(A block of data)

»»

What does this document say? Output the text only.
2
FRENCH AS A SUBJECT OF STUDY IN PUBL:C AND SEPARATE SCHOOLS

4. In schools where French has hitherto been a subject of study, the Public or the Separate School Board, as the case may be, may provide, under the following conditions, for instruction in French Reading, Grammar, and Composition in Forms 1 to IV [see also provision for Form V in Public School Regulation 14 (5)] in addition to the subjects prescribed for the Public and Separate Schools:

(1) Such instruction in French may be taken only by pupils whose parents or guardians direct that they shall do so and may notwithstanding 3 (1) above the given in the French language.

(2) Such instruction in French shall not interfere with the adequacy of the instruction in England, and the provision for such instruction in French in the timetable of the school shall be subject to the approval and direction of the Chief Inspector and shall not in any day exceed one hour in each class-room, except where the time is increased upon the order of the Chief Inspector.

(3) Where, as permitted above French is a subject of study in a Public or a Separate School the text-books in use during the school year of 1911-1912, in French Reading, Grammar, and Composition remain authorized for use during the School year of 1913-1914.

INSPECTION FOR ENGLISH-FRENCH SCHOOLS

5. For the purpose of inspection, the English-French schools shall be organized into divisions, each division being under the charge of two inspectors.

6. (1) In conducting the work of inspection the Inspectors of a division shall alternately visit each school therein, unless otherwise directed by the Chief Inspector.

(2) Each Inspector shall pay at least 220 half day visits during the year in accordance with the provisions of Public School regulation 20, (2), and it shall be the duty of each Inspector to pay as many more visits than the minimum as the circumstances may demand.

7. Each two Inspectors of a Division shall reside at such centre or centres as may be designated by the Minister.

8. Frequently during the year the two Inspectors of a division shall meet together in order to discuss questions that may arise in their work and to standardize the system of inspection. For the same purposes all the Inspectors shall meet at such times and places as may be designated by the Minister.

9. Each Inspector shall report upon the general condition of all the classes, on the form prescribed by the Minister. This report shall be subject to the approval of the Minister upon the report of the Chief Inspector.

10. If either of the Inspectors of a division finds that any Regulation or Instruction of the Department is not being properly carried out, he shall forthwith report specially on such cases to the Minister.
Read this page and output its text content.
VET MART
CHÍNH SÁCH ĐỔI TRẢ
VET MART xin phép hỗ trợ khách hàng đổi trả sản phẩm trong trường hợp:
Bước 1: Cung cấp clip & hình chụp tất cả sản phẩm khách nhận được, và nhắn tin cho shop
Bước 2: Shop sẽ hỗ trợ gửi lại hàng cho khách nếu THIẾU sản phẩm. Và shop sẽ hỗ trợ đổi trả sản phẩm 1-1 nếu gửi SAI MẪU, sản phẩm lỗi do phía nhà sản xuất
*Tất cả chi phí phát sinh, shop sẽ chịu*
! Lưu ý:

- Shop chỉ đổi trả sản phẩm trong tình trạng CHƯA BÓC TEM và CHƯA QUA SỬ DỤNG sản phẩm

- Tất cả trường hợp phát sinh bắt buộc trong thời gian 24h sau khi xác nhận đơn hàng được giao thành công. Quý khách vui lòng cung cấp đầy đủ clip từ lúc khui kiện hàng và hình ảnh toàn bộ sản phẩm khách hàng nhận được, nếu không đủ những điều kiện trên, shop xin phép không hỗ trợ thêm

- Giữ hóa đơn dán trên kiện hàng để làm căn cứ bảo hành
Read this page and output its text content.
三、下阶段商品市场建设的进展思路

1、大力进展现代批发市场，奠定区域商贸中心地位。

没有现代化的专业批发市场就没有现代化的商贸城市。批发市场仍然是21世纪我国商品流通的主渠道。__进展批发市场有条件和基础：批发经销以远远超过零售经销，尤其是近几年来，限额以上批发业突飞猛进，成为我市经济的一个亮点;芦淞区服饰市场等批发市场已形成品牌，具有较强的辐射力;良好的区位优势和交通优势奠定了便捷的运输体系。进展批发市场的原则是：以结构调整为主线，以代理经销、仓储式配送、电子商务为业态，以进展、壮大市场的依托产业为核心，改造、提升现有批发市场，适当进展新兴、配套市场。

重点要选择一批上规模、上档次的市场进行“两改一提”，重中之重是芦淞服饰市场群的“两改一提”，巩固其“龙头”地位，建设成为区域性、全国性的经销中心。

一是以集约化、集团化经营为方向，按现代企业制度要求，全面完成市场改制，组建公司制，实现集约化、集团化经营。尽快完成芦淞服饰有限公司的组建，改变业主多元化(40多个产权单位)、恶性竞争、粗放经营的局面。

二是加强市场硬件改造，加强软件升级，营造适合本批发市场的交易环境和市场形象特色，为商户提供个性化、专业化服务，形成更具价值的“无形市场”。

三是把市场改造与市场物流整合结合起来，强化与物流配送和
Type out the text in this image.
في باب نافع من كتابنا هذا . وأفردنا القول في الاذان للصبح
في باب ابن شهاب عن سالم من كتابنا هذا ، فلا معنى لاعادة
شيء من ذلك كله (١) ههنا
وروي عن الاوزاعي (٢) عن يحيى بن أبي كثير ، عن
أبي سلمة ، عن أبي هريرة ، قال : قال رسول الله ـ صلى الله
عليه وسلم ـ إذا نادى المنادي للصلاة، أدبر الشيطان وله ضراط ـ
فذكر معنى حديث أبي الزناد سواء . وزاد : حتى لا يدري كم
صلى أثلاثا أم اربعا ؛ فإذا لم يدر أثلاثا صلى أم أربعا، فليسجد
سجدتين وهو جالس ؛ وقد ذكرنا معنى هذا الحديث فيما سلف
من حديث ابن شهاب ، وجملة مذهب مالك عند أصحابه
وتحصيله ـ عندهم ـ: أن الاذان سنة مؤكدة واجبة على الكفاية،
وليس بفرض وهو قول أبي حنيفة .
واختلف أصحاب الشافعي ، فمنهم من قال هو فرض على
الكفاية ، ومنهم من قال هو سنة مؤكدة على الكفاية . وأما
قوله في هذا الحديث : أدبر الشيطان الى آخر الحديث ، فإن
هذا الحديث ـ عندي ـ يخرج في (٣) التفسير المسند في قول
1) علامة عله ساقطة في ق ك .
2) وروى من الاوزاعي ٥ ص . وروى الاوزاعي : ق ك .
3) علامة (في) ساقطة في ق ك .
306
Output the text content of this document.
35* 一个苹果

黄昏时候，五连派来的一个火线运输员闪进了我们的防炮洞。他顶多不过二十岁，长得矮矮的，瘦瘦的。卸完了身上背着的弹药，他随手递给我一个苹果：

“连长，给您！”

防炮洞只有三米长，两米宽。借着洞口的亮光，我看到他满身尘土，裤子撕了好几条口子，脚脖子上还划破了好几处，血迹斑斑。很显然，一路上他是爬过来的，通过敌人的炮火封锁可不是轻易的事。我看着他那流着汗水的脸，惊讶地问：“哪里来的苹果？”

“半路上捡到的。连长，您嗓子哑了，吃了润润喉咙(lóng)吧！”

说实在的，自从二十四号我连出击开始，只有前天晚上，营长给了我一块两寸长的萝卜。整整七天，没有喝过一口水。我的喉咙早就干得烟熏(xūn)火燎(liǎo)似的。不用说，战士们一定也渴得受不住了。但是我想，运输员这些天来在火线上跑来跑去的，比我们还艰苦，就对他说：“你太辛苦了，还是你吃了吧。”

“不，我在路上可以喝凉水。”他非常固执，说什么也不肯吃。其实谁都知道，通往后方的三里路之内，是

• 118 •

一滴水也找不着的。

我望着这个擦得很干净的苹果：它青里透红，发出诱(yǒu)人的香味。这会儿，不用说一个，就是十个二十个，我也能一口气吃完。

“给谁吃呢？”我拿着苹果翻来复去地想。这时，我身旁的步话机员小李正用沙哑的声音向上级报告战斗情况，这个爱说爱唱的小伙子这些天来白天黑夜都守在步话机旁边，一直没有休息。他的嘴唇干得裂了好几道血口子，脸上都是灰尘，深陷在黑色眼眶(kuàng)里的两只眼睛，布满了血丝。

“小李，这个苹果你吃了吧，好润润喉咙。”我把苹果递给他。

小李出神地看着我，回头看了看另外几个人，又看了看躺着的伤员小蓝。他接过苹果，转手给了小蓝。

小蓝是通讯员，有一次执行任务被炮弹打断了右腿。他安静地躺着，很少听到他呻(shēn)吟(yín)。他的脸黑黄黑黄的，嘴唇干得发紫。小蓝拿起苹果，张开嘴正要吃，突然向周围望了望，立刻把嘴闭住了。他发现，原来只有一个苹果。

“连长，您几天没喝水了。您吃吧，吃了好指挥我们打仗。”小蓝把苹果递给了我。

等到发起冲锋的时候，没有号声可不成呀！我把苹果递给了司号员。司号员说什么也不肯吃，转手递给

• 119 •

««

**OBJECTIVE**
Pick out and copy the lines of the entries that hold the string "Composition".

**SOLUTION TO THIS PROBLEM**
4. In schools where French has hitherto been a subject of study, the Public or the Separate School Board, as the case may be, may provide, under the following conditions, for instruction in French Reading, Grammar, and Composition in Forms 1 to IV [see also provision for Form V in Public School Regulation 14 (5)] in addition to the subjects prescribed for the Public and Separate Schools:
(3) Where, as permitted above French is a subject of study in a Public or a Separate School the text-books in use during the school year of 1911-1912, in French Reading, Grammar, and Composition remain authorized for use during the School year of 1913-1914.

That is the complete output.